Task directions: Write out each line exactly as it stands, please.

— start of Dataset rows —

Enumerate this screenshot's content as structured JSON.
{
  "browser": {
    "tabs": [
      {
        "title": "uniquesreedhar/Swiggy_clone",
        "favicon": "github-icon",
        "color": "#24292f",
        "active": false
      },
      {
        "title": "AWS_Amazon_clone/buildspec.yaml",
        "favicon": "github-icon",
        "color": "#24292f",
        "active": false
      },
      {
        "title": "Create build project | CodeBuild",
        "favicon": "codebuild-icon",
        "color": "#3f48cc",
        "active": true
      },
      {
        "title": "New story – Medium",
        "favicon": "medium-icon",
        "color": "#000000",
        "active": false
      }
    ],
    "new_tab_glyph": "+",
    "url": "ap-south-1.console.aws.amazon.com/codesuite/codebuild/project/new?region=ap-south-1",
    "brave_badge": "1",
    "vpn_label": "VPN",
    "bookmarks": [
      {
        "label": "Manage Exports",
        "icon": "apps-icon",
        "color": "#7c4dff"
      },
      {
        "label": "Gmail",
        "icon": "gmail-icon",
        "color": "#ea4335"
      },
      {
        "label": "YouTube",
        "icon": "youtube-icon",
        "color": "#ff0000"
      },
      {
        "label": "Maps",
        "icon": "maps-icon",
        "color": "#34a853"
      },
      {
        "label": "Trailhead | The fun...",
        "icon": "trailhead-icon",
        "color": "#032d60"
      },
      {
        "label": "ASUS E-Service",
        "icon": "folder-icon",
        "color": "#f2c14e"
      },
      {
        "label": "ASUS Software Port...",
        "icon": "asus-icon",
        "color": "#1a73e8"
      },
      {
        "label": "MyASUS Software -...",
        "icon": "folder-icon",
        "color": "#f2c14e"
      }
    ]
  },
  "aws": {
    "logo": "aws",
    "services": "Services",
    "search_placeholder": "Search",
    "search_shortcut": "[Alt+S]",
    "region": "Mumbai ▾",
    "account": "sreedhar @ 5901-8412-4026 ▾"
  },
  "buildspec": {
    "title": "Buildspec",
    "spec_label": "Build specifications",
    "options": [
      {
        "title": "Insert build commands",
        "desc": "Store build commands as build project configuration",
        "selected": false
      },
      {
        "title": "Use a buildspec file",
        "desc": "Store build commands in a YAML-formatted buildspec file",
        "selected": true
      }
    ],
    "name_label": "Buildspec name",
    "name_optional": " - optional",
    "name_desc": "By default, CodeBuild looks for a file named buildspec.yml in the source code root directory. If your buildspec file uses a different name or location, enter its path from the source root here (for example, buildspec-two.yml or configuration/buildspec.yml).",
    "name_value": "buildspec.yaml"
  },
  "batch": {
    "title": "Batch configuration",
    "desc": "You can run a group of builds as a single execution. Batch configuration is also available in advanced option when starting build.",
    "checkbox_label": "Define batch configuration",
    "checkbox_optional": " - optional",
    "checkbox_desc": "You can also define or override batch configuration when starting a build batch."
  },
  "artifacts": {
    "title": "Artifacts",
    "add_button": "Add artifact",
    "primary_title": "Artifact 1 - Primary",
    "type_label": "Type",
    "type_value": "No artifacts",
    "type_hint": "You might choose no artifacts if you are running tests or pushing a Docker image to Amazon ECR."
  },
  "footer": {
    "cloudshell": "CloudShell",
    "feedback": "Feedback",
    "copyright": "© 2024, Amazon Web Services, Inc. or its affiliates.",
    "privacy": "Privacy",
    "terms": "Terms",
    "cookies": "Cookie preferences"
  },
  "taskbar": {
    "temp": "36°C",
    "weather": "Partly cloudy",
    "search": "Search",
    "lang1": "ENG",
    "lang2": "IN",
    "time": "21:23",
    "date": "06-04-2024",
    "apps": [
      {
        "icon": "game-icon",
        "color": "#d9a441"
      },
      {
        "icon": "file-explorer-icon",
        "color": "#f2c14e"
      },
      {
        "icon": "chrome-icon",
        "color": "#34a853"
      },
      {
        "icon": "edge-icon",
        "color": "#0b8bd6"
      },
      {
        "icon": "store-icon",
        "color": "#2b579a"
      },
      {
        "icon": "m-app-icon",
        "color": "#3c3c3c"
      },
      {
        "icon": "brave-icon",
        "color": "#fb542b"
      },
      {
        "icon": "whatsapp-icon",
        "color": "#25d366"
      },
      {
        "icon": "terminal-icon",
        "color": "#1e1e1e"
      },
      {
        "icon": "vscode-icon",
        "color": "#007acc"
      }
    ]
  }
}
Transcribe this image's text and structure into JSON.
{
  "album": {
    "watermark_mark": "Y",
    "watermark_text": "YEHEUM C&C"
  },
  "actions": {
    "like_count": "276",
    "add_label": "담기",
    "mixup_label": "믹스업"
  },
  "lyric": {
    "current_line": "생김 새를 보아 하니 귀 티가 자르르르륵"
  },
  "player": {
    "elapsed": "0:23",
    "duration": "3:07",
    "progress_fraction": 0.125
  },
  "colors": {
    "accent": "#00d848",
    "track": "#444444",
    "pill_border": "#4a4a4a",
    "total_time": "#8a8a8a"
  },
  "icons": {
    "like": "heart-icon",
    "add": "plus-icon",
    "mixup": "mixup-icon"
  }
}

— end of Dataset rows —

Correct result:
Enumerate this screenshot's content as structured JSON.
{
  "browser": {
    "tabs": [
      {
        "title": "uniquesreedhar/Swiggy_clone",
        "favicon": "github-icon",
        "color": "#24292f",
        "active": false
      },
      {
        "title": "AWS_Amazon_clone/buildspec.yaml",
        "favicon": "github-icon",
        "color": "#24292f",
        "active": false
      },
      {
        "title": "Create build project | CodeBuild",
        "favicon": "codebuild-icon",
        "color": "#3f48cc",
        "active": true
      },
      {
        "title": "New story – Medium",
        "favicon": "medium-icon",
        "color": "#000000",
        "active": false
      }
    ],
    "new_tab_glyph": "+",
    "url": "ap-south-1.console.aws.amazon.com/codesuite/codebuild/project/new?region=ap-south-1",
    "brave_badge": "1",
    "vpn_label": "VPN",
    "bookmarks": [
      {
        "label": "Manage Exports",
        "icon": "apps-icon",
        "color": "#7c4dff"
      },
      {
        "label": "Gmail",
        "icon": "gmail-icon",
        "color": "#ea4335"
      },
      {
        "label": "YouTube",
        "icon": "youtube-icon",
        "color": "#ff0000"
      },
      {
        "label": "Maps",
        "icon": "maps-icon",
        "color": "#34a853"
      },
      {
        "label": "Trailhead | The fun...",
        "icon": "trailhead-icon",
        "color": "#032d60"
      },
      {
        "label": "ASUS E-Service",
        "icon": "folder-icon",
        "color": "#f2c14e"
      },
      {
        "label": "ASUS Software Port...",
        "icon": "asus-icon",
        "color": "#1a73e8"
      },
      {
        "label": "MyASUS Software -...",
        "icon": "folder-icon",
        "color": "#f2c14e"
      }
    ]
  },
  "aws": {
    "logo": "aws",
    "services": "Services",
    "search_placeholder": "Search",
    "search_shortcut": "[Alt+S]",
    "region": "Mumbai ▾",
    "account": "sreedhar @ 5901-8412-4026 ▾"
  },
  "buildspec": {
    "title": "Buildspec",
    "spec_label": "Build specifications",
    "options": [
      {
        "title": "Insert build commands",
        "desc": "Store build commands as build project configuration",
        "selected": false
      },
      {
        "title": "Use a buildspec file",
        "desc": "Store build commands in a YAML-formatted buildspec file",
        "selected": true
      }
    ],
    "name_label": "Buildspec name",
    "name_optional": " - optional",
    "name_desc": "By default, CodeBuild looks for a file named buildspec.yml in the source code root directory. If your buildspec file uses a different name or location, enter its path from the source root here (for example, buildspec-two.yml or configuration/buildspec.yml).",
    "name_value": "buildspec.yaml"
  },
  "batch": {
    "title": "Batch configuration",
    "desc": "You can run a group of builds as a single execution. Batch configuration is also available in advanced option when starting build.",
    "checkbox_label": "Define batch configuration",
    "checkbox_optional": " - optional",
    "checkbox_desc": "You can also define or override batch configuration when starting a build batch."
  },
  "artifacts": {
    "title": "Artifacts",
    "add_button": "Add artifact",
    "primary_title": "Artifact 1 - Primary",
    "type_label": "Type",
    "type_value": "No artifacts",
    "type_hint": "You might choose no artifacts if you are running tests or pushing a Docker image to Amazon ECR."
  },
  "footer": {
    "cloudshell": "CloudShell",
    "feedback": "Feedback",
    "copyright": "© 2024, Amazon Web Services, Inc. or its affiliates.",
    "privacy": "Privacy",
    "terms": "Terms",
    "cookies": "Cookie preferences"
  },
  "taskbar": {
    "temp": "36°C",
    "weather": "Partly cloudy",
    "search": "Search",
    "lang1": "ENG",
    "lang2": "IN",
    "time": "21:23",
    "date": "06-04-2024",
    "apps": [
      {
        "icon": "game-icon",
        "color": "#d9a441"
      },
      {
        "icon": "file-explorer-icon",
        "color": "#f2c14e"
      },
      {
        "icon": "chrome-icon",
        "color": "#34a853"
      },
      {
        "icon": "edge-icon",
        "color": "#0b8bd6"
      },
      {
        "icon": "store-icon",
        "color": "#2b579a"
      },
      {
        "icon": "m-app-icon",
        "color": "#3c3c3c"
      },
      {
        "icon": "brave-icon",
        "color": "#fb542b"
      },
      {
        "icon": "whatsapp-icon",
        "color": "#25d366"
      },
      {
        "icon": "terminal-icon",
        "color": "#1e1e1e"
      },
      {
        "icon": "vscode-icon",
        "color": "#007acc"
      }
    ]
  }
}
Transcribe this image's text and structure into JSON.
{
  "album": {
    "watermark_mark": "Y",
    "watermark_text": "YEHEUM C&C"
  },
  "actions": {
    "like_count": "276",
    "add_label": "담기",
    "mixup_label": "믹스업"
  },
  "lyric": {
    "current_line": "생김 새를 보아 하니 귀 티가 자르르르륵"
  },
  "player": {
    "elapsed": "0:23",
    "duration": "3:07",
    "progress_fraction": 0.125
  },
  "colors": {
    "accent": "#00d848",
    "track": "#444444",
    "pill_border": "#4a4a4a",
    "total_time": "#8a8a8a"
  },
  "icons": {
    "like": "heart-icon",
    "add": "plus-icon",
    "mixup": "mixup-icon"
  }
}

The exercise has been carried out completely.